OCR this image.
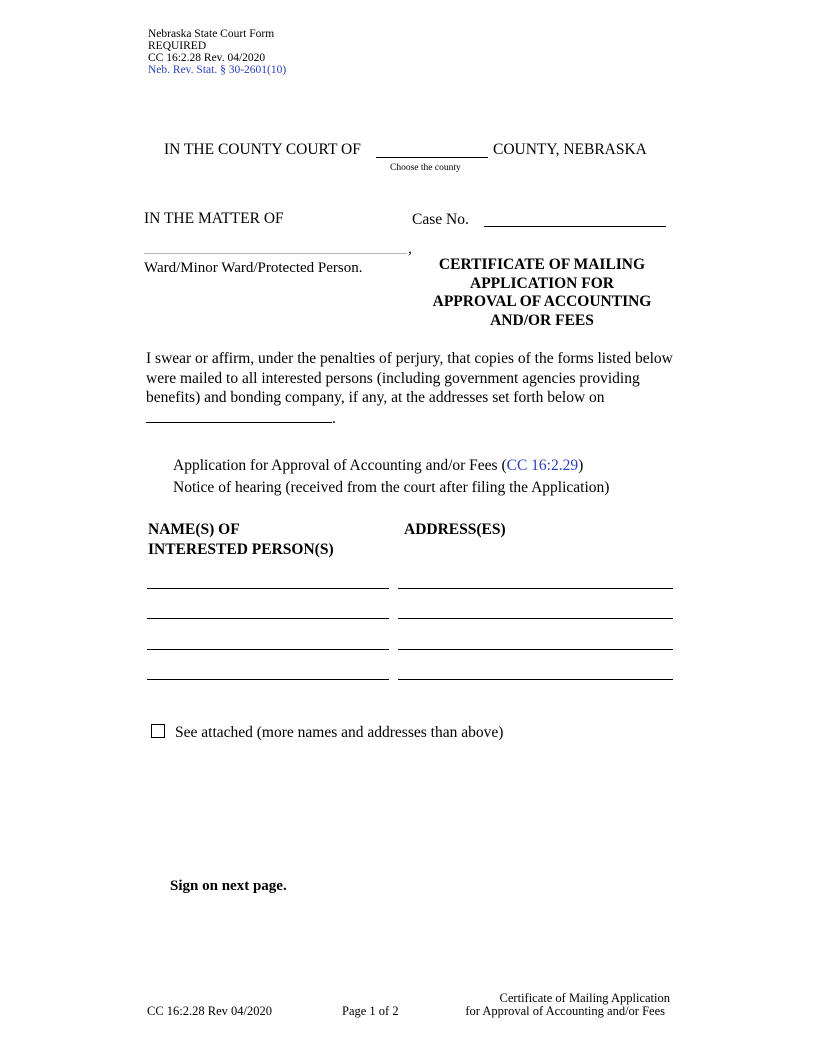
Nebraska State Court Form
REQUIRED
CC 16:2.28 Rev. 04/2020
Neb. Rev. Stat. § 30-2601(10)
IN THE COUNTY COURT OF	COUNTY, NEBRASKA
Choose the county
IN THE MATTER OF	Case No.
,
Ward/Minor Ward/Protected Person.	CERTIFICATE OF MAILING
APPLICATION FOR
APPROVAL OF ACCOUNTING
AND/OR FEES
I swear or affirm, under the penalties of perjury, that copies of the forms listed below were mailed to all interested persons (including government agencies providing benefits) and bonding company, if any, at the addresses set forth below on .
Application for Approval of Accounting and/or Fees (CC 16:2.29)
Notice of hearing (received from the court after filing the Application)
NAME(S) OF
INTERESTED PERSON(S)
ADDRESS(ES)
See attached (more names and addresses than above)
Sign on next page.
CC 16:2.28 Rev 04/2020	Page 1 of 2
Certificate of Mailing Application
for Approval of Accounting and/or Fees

▶ EXERCISE
Output all of the data exactly as it stands, minus any images.

▶ WRITTEN SOLUTION
OCR this image.
Nebraska State Court Form
REQUIRED
CC 16:2.28 Rev. 04/2020
Neb. Rev. Stat. § 30-2601(10)
IN THE COUNTY COURT OF	COUNTY, NEBRASKA
Choose the county
IN THE MATTER OF	Case No.
,
Ward/Minor Ward/Protected Person.	CERTIFICATE OF MAILING
APPLICATION FOR
APPROVAL OF ACCOUNTING
AND/OR FEES
I swear or affirm, under the penalties of perjury, that copies of the forms listed below were mailed to all interested persons (including government agencies providing benefits) and bonding company, if any, at the addresses set forth below on .
Application for Approval of Accounting and/or Fees (CC 16:2.29)
Notice of hearing (received from the court after filing the Application)
NAME(S) OF
INTERESTED PERSON(S)
ADDRESS(ES)
See attached (more names and addresses than above)
Sign on next page.
CC 16:2.28 Rev 04/2020	Page 1 of 2
Certificate of Mailing Application
for Approval of Accounting and/or Fees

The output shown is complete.